* start Source material *
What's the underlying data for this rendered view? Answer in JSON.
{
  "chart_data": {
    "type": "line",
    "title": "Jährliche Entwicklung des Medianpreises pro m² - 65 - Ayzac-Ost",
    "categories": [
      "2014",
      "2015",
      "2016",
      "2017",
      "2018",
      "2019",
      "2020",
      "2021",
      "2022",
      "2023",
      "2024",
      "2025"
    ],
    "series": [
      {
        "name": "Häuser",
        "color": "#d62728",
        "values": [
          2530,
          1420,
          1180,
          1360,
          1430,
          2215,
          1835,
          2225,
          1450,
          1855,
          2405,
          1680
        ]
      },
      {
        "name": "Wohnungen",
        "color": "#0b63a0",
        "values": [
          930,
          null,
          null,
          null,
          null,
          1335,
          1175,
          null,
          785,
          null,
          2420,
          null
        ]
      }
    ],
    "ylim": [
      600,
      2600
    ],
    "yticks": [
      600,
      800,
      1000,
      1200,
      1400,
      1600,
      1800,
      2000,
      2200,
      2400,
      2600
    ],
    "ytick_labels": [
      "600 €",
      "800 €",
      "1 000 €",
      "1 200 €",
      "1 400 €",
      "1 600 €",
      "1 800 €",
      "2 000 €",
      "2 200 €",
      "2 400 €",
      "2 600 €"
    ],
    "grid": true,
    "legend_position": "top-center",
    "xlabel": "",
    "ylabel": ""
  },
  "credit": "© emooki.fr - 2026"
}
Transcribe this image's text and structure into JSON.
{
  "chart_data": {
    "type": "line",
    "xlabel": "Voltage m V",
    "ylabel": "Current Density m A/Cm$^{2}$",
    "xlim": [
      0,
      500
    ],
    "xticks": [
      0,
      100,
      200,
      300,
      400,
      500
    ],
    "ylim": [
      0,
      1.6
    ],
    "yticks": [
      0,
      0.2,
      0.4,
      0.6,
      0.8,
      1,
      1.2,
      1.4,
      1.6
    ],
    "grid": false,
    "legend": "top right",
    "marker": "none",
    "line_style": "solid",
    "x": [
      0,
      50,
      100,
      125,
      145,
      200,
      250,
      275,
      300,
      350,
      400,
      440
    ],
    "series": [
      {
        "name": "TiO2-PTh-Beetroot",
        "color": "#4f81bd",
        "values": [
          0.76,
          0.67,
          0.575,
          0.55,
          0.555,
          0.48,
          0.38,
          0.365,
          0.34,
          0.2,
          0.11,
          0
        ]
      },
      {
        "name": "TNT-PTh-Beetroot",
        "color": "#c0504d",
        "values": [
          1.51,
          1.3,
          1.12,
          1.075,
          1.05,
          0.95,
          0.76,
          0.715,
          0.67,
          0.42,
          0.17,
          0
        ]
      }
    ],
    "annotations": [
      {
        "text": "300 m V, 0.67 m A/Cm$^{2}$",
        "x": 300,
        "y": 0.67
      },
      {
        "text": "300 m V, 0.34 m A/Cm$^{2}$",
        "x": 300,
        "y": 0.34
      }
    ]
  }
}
* end Source material *
Set problem:
Go through the data and gather every line that holds "this".

Response to the exercise:
What's the underlying data for this rendered view? Answer in JSON.
Transcribe this image's text and structure into JSON.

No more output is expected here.